Can you retype every record below exactly as written?
★ ★ ★ ★ ★
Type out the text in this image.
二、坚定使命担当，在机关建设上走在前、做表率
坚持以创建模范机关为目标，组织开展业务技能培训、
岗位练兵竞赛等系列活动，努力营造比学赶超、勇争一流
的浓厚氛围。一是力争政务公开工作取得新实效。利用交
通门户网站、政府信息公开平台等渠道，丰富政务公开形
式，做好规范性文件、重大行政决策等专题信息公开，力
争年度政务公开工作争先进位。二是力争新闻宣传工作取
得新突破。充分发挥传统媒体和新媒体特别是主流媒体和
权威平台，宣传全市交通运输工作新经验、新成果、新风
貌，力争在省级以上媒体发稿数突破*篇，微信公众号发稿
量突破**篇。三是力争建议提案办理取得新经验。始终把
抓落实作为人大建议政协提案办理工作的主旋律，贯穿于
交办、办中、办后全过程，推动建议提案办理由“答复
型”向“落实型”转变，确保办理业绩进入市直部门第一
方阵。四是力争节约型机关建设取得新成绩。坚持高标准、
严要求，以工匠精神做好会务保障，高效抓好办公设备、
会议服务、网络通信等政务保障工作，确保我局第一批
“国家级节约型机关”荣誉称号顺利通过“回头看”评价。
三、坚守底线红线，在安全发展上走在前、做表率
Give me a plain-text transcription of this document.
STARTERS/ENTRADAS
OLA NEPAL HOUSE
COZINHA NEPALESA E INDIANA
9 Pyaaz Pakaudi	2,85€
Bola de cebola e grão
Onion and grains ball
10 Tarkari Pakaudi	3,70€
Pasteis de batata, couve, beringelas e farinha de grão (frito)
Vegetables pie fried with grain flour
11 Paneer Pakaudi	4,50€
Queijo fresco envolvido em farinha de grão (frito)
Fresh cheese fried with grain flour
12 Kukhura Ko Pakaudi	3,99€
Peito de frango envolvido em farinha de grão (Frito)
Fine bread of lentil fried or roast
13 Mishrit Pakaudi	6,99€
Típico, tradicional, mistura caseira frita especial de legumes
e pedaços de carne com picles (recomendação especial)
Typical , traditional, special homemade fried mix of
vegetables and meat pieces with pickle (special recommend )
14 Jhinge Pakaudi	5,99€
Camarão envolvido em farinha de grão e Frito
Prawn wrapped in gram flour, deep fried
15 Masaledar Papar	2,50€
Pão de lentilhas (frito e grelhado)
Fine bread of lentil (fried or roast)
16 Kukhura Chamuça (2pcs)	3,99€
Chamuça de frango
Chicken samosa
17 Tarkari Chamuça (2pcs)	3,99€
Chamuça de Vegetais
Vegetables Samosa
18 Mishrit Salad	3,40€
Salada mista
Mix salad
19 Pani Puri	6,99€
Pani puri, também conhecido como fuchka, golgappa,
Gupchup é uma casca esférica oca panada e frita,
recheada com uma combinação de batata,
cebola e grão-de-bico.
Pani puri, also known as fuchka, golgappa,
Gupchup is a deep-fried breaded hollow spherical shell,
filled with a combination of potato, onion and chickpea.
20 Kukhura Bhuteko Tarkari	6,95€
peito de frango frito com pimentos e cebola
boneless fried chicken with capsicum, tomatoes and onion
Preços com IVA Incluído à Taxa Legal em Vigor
★ ★ ★ ★ ★
[RESPONSE TO THE TASK]:
Type out the text in this image.
二、坚定使命担当，在机关建设上走在前、做表率
坚持以创建模范机关为目标，组织开展业务技能培训、
岗位练兵竞赛等系列活动，努力营造比学赶超、勇争一流
的浓厚氛围。一是力争政务公开工作取得新实效。利用交
通门户网站、政府信息公开平台等渠道，丰富政务公开形
式，做好规范性文件、重大行政决策等专题信息公开，力
争年度政务公开工作争先进位。二是力争新闻宣传工作取
得新突破。充分发挥传统媒体和新媒体特别是主流媒体和
权威平台，宣传全市交通运输工作新经验、新成果、新风
貌，力争在省级以上媒体发稿数突破*篇，微信公众号发稿
量突破**篇。三是力争建议提案办理取得新经验。始终把
抓落实作为人大建议政协提案办理工作的主旋律，贯穿于
交办、办中、办后全过程，推动建议提案办理由“答复
型”向“落实型”转变，确保办理业绩进入市直部门第一
方阵。四是力争节约型机关建设取得新成绩。坚持高标准、
严要求，以工匠精神做好会务保障，高效抓好办公设备、
会议服务、网络通信等政务保障工作，确保我局第一批
“国家级节约型机关”荣誉称号顺利通过“回头看”评价。
三、坚守底线红线，在安全发展上走在前、做表率
Give me a plain-text transcription of this document.
STARTERS/ENTRADAS
OLA NEPAL HOUSE
COZINHA NEPALESA E INDIANA
9 Pyaaz Pakaudi	2,85€
Bola de cebola e grão
Onion and grains ball
10 Tarkari Pakaudi	3,70€
Pasteis de batata, couve, beringelas e farinha de grão (frito)
Vegetables pie fried with grain flour
11 Paneer Pakaudi	4,50€
Queijo fresco envolvido em farinha de grão (frito)
Fresh cheese fried with grain flour
12 Kukhura Ko Pakaudi	3,99€
Peito de frango envolvido em farinha de grão (Frito)
Fine bread of lentil fried or roast
13 Mishrit Pakaudi	6,99€
Típico, tradicional, mistura caseira frita especial de legumes
e pedaços de carne com picles (recomendação especial)
Typical , traditional, special homemade fried mix of
vegetables and meat pieces with pickle (special recommend )
14 Jhinge Pakaudi	5,99€
Camarão envolvido em farinha de grão e Frito
Prawn wrapped in gram flour, deep fried
15 Masaledar Papar	2,50€
Pão de lentilhas (frito e grelhado)
Fine bread of lentil (fried or roast)
16 Kukhura Chamuça (2pcs)	3,99€
Chamuça de frango
Chicken samosa
17 Tarkari Chamuça (2pcs)	3,99€
Chamuça de Vegetais
Vegetables Samosa
18 Mishrit Salad	3,40€
Salada mista
Mix salad
19 Pani Puri	6,99€
Pani puri, também conhecido como fuchka, golgappa,
Gupchup é uma casca esférica oca panada e frita,
recheada com uma combinação de batata,
cebola e grão-de-bico.
Pani puri, also known as fuchka, golgappa,
Gupchup is a deep-fried breaded hollow spherical shell,
filled with a combination of potato, onion and chickpea.
20 Kukhura Bhuteko Tarkari	6,95€
peito de frango frito com pimentos e cebola
boneless fried chicken with capsicum, tomatoes and onion
Preços com IVA Incluído à Taxa Legal em Vigor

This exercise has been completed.